#### Brief:
Which lines in the rows below contain the word "reset"? Pull out each of them in full.

^^^^

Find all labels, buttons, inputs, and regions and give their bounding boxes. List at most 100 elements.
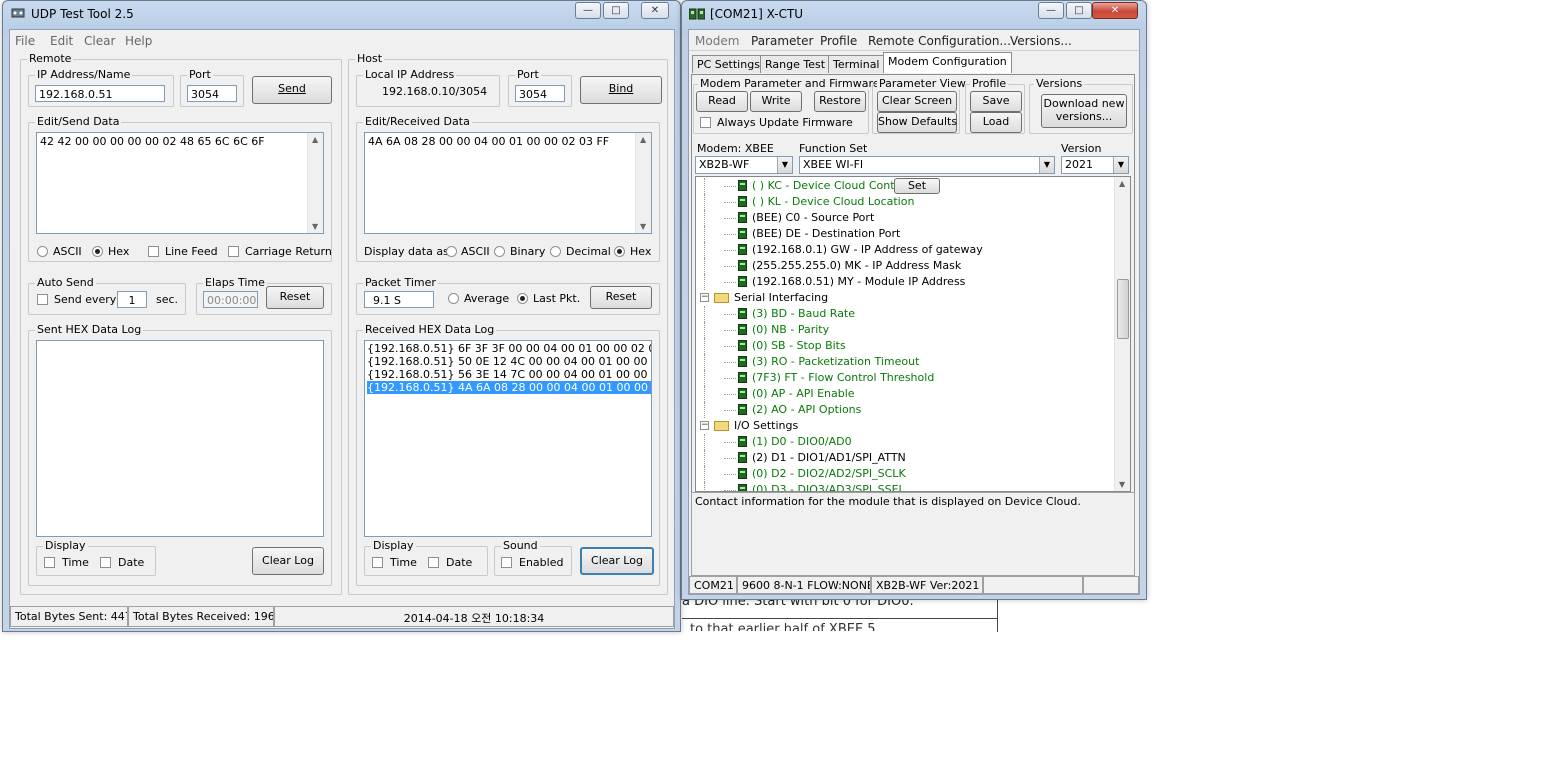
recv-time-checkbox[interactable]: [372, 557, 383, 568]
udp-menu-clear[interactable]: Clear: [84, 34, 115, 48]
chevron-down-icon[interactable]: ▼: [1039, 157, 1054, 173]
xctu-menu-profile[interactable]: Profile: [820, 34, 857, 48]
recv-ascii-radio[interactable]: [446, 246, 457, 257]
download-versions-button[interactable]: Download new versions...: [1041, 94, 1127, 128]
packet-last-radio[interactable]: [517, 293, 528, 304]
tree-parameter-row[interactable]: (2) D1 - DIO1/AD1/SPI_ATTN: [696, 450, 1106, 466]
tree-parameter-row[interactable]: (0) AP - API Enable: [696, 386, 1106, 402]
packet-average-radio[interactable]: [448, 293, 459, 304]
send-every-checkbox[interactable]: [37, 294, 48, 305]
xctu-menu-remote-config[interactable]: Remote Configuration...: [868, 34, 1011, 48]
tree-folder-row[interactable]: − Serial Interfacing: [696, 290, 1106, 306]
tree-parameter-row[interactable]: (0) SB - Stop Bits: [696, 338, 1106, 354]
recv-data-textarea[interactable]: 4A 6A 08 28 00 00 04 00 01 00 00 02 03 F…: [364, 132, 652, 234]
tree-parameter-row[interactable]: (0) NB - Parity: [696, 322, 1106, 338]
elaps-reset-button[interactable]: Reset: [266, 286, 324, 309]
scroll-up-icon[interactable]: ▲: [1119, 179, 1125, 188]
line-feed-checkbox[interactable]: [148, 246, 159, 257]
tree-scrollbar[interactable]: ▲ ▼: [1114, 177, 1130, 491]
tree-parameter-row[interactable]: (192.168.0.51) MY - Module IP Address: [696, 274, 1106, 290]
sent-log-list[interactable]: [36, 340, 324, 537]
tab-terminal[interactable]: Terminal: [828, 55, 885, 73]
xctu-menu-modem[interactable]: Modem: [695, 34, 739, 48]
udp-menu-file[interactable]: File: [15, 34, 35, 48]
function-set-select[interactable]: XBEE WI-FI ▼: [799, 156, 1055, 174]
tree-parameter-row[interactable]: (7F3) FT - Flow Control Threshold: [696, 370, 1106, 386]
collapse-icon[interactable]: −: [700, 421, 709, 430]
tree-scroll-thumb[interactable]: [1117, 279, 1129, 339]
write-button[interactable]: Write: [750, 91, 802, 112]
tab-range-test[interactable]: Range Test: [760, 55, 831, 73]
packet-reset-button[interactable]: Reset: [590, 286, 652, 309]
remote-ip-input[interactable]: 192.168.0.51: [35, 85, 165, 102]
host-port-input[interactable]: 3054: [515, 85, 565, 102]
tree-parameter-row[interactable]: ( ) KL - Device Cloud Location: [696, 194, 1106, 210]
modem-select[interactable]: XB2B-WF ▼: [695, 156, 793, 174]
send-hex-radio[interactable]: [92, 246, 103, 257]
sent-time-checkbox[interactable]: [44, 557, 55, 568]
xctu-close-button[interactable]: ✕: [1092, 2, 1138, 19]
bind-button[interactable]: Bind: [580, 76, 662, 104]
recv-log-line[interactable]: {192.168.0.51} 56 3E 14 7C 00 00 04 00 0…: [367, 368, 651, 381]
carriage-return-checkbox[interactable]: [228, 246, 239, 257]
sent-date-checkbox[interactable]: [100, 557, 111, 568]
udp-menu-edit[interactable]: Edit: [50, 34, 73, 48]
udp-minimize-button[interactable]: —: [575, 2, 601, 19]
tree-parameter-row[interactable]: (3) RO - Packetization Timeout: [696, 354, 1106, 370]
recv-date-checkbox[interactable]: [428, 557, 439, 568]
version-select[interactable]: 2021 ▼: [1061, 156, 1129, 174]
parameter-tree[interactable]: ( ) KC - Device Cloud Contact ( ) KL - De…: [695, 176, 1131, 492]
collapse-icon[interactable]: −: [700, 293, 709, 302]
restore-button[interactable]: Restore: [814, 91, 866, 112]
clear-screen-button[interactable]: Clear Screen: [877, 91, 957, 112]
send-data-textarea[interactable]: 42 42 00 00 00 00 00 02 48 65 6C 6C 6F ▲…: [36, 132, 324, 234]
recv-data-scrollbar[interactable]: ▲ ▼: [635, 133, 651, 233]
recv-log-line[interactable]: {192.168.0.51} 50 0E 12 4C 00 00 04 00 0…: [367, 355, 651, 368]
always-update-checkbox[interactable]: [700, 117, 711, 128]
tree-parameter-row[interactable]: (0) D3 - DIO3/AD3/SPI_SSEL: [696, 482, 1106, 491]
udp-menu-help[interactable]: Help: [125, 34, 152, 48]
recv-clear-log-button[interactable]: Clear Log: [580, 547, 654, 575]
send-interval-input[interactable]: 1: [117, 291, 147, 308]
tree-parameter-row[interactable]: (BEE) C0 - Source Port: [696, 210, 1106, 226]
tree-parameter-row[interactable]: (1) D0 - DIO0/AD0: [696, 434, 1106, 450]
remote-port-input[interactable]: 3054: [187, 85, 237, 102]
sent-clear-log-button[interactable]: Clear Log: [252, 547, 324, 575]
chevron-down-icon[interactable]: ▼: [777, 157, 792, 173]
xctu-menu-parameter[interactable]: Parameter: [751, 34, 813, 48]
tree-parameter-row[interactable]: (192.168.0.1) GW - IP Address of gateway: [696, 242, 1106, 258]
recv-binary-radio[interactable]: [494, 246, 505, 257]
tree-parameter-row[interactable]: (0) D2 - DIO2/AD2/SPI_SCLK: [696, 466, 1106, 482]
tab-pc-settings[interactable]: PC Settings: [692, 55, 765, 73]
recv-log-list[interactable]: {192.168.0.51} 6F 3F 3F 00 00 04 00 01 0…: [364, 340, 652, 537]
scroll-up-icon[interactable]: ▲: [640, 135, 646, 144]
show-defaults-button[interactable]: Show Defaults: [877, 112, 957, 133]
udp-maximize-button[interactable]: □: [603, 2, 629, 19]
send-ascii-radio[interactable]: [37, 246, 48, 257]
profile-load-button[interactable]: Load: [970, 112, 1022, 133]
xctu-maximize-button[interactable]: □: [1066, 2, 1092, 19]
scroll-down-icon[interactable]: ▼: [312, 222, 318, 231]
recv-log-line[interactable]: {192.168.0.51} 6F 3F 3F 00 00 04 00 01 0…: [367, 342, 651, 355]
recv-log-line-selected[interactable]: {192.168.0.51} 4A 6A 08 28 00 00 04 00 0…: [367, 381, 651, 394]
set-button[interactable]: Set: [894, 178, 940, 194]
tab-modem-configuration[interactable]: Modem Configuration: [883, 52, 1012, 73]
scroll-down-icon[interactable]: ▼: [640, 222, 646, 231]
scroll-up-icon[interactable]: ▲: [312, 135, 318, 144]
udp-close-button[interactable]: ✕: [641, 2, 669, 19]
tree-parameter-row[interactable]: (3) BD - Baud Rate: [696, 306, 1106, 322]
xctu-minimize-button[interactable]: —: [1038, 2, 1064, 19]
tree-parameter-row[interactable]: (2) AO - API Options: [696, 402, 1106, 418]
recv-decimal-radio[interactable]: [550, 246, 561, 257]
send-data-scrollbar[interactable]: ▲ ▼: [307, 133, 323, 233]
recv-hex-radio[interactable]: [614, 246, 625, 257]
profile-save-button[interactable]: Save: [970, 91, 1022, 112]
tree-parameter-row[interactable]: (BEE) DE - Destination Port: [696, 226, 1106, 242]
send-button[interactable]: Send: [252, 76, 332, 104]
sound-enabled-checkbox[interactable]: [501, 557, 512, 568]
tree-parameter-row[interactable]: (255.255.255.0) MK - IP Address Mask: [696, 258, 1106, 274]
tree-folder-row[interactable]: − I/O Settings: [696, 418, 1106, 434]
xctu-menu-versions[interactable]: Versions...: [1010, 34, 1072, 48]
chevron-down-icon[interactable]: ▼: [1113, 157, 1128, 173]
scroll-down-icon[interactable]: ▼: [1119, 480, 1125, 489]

^^^^

#### The solution:
elaps-reset-button[interactable]: Reset: [266, 286, 324, 309]
packet-reset-button[interactable]: Reset: [590, 286, 652, 309]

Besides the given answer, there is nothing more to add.